Pull out every line below that holds the word "pour".

### Saved entries
..........

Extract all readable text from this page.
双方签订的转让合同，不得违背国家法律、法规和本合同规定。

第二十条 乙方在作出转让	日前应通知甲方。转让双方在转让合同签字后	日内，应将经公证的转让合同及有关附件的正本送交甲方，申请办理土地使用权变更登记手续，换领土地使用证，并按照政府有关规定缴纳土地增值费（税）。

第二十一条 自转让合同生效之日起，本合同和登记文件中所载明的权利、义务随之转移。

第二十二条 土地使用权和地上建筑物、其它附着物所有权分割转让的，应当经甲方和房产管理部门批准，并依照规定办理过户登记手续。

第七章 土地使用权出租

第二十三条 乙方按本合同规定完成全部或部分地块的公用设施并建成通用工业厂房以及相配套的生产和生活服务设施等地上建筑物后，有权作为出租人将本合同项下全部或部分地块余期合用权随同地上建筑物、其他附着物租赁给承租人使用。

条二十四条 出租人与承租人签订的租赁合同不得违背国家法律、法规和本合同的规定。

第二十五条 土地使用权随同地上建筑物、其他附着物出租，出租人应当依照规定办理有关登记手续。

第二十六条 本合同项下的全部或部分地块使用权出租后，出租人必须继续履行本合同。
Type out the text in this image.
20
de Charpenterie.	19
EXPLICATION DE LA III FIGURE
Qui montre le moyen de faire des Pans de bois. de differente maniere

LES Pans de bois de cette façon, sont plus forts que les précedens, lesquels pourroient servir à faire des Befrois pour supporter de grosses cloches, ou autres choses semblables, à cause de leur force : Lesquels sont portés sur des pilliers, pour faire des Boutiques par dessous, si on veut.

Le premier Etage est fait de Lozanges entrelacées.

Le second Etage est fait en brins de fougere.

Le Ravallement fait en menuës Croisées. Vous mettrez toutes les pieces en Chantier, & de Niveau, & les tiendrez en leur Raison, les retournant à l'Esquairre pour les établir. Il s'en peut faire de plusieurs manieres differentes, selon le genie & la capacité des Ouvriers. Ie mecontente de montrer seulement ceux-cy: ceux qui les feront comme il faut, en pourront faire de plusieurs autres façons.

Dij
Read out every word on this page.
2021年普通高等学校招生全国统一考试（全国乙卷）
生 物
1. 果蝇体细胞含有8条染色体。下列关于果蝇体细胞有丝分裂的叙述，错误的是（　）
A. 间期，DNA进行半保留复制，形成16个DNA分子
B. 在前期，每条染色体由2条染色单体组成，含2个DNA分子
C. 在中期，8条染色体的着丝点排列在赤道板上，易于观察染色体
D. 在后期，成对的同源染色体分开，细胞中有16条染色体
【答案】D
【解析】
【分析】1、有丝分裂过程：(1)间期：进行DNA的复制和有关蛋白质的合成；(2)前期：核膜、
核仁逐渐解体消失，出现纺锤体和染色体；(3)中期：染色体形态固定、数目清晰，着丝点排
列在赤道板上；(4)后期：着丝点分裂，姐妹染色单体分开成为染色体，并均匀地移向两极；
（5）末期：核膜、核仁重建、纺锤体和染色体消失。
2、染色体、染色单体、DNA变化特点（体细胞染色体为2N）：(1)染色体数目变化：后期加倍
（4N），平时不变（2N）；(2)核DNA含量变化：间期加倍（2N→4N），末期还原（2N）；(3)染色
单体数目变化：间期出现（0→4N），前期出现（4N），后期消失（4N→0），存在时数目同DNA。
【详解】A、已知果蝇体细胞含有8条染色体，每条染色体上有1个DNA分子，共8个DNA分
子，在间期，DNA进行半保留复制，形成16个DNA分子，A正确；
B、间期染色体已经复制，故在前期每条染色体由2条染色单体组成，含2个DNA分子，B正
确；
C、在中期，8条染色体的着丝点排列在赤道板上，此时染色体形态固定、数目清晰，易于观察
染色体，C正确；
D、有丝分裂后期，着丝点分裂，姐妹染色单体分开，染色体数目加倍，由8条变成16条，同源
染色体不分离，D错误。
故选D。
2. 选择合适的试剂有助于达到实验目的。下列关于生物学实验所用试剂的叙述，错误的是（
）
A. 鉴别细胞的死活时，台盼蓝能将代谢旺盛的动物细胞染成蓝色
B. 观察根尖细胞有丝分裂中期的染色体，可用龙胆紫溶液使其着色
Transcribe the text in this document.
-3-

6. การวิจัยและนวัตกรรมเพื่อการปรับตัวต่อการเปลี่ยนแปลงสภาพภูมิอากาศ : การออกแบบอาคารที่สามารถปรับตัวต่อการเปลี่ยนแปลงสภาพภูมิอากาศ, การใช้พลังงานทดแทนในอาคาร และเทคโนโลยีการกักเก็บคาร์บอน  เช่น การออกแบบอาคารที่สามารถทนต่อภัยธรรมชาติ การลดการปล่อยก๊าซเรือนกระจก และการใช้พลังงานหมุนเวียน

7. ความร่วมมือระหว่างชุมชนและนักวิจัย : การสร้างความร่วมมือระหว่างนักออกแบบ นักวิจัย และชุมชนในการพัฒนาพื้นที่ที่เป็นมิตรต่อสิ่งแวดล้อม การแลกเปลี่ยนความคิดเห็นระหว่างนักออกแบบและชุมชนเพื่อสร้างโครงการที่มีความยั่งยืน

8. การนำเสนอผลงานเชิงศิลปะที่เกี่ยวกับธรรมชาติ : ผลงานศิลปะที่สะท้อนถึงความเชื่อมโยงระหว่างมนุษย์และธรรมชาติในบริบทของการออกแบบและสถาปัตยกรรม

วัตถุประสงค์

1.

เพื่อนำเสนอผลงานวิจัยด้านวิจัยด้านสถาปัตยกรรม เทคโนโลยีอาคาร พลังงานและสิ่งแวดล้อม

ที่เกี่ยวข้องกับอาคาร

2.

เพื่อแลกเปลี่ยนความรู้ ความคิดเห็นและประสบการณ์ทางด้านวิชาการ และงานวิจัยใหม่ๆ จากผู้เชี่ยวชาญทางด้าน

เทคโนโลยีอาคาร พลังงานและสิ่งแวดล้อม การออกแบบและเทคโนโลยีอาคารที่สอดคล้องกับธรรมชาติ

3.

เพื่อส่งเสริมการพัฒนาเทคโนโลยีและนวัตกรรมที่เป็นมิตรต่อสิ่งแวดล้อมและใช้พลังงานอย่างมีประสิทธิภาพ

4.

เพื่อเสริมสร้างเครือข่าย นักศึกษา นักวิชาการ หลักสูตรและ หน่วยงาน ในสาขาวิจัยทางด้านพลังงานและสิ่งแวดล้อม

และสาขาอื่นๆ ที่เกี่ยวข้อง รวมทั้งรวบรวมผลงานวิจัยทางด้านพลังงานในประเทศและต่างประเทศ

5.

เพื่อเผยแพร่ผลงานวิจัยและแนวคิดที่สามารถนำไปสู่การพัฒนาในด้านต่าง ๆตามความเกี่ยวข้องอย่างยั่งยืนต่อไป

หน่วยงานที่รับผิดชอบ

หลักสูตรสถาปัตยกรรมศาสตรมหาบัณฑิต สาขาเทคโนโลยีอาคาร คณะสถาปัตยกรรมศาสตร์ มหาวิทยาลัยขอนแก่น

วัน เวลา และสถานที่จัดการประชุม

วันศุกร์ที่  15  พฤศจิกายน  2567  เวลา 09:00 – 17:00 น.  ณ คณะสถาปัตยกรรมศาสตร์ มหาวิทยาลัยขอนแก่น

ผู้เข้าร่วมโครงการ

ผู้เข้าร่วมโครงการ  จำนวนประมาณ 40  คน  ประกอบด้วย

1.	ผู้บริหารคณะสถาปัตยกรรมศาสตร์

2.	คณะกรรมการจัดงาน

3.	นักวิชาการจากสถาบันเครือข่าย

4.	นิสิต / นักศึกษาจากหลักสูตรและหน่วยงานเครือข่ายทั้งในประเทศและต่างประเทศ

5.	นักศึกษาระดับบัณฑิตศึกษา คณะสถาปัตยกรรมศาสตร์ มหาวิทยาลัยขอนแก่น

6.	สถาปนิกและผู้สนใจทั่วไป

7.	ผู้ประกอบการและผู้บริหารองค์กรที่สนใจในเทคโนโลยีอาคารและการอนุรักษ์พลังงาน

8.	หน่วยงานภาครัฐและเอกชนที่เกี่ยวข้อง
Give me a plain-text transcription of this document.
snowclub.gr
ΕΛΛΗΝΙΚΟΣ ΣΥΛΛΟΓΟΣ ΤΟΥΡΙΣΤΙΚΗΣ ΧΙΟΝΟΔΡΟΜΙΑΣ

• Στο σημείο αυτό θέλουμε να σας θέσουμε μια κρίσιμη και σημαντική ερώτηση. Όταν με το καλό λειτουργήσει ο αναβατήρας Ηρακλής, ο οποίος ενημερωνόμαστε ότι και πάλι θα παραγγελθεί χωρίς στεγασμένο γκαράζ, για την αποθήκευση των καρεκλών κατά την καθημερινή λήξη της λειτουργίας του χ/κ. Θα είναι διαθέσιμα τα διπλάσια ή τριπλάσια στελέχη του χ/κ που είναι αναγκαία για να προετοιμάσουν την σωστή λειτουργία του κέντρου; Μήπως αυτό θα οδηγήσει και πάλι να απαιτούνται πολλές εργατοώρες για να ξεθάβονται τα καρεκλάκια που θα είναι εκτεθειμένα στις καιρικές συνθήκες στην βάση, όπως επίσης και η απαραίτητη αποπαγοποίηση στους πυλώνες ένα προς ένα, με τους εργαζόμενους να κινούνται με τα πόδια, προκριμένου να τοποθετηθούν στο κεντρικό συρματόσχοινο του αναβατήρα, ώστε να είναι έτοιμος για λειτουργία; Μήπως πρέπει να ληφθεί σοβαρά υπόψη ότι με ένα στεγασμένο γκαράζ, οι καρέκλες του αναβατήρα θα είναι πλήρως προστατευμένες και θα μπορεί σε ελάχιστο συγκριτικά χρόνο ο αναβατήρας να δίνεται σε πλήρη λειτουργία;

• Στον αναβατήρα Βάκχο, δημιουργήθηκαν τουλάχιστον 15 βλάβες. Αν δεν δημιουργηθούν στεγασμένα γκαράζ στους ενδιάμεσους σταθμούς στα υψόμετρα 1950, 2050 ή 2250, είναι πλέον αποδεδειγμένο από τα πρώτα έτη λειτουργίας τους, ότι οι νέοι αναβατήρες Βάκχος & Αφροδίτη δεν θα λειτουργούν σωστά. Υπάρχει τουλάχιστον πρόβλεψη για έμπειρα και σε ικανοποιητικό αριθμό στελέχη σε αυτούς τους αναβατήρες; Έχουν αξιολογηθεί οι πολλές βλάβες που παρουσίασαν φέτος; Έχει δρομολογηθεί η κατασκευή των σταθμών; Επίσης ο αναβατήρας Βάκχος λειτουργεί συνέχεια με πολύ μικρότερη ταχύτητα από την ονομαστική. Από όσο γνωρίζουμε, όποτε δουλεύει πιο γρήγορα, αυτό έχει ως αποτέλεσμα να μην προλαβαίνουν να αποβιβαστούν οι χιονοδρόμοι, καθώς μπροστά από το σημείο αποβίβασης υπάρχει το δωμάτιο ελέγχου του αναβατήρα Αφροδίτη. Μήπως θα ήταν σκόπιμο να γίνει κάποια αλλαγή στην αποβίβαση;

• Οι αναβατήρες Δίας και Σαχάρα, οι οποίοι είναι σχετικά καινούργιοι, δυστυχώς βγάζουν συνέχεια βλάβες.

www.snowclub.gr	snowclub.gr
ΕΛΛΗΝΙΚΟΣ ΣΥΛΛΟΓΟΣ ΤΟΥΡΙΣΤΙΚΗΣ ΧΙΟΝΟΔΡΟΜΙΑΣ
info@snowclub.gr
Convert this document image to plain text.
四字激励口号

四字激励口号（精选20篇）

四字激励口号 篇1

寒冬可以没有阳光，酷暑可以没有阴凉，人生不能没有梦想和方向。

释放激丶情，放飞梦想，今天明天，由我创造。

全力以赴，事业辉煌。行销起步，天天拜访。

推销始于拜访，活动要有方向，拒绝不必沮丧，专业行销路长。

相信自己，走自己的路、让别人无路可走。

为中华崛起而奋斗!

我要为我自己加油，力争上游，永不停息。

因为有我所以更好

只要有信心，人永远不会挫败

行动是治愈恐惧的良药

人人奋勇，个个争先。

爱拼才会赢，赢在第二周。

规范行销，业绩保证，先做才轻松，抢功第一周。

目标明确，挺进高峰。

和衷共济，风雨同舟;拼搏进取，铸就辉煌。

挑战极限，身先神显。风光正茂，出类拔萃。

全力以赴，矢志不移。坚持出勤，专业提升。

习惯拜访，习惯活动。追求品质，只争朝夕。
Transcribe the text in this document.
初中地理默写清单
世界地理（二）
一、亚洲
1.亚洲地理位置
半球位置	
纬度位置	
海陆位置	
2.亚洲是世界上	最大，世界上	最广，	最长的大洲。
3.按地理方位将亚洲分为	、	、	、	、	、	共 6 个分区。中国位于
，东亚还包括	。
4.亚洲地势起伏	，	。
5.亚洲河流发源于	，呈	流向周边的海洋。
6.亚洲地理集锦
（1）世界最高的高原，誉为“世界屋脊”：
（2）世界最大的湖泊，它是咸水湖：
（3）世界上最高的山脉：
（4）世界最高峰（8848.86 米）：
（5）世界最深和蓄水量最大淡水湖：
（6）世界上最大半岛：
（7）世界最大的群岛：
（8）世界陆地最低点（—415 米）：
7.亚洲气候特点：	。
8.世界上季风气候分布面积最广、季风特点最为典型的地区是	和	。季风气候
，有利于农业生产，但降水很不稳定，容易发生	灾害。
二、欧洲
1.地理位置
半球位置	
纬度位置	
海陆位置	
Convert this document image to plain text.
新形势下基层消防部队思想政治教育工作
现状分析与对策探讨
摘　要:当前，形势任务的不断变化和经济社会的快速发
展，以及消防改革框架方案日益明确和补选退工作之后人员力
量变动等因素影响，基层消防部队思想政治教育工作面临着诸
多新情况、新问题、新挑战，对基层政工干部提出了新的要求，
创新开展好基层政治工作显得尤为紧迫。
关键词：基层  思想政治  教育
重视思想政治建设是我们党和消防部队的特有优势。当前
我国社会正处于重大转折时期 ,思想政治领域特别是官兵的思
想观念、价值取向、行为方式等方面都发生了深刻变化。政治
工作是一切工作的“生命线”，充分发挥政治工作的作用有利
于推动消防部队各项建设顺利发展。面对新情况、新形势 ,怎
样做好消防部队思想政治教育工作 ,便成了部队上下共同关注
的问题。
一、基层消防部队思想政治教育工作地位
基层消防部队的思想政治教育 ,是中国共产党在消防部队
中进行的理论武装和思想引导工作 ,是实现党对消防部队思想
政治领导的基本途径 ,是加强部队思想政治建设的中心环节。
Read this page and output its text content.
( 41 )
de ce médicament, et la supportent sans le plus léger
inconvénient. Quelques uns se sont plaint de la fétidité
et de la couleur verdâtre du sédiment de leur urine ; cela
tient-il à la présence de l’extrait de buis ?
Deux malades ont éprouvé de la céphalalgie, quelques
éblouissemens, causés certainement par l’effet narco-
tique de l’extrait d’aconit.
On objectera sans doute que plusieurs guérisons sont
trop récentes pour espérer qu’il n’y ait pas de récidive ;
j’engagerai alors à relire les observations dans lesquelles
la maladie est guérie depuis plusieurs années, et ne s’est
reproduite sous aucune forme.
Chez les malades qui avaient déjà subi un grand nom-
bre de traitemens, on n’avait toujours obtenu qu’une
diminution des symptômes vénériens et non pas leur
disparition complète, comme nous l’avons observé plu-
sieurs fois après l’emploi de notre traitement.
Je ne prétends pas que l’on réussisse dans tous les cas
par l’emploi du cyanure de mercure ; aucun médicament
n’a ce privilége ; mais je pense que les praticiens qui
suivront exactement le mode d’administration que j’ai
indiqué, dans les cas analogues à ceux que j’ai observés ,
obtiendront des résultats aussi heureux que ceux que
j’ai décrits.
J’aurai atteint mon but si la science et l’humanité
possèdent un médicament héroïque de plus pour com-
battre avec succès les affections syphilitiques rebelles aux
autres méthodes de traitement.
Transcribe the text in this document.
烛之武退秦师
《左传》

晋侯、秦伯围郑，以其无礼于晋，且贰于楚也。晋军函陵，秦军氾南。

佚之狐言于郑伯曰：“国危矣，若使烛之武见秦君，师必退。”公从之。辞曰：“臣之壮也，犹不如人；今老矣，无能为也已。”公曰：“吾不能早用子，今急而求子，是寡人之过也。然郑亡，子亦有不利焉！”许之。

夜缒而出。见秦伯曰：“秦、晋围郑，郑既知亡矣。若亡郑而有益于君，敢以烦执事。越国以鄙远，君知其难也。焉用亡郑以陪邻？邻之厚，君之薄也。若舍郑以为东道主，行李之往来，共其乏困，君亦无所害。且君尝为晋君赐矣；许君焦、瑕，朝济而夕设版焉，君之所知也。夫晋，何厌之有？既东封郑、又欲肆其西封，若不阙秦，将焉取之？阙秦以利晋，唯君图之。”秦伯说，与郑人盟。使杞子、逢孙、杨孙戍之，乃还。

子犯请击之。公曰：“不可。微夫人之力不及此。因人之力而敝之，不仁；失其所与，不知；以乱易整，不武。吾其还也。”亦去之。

..........

### SOLUTION FOR THIS PROBLEM
LES Pans de bois de cette façon, sont plus forts que les précedens, lesquels pourroient servir à faire des Befrois pour supporter de grosses cloches, ou autres choses semblables, à cause de leur force : Lesquels sont portés sur des pilliers, pour faire des Boutiques par dessous, si on veut.
Le Ravallement fait en menuës Croisées. Vous mettrez toutes les pieces en Chantier, & de Niveau, & les tiendrez en leur Raison, les retournant à l'Esquairre pour les établir. Il s'en peut faire de plusieurs manieres differentes, selon le genie & la capacité des Ouvriers. Ie mecontente de montrer seulement ceux-cy: ceux qui les feront comme il faut, en pourront faire de plusieurs autres façons.
trop récentes pour espérer qu’il n’y ait pas de récidive ;
possèdent un médicament héroïque de plus pour com-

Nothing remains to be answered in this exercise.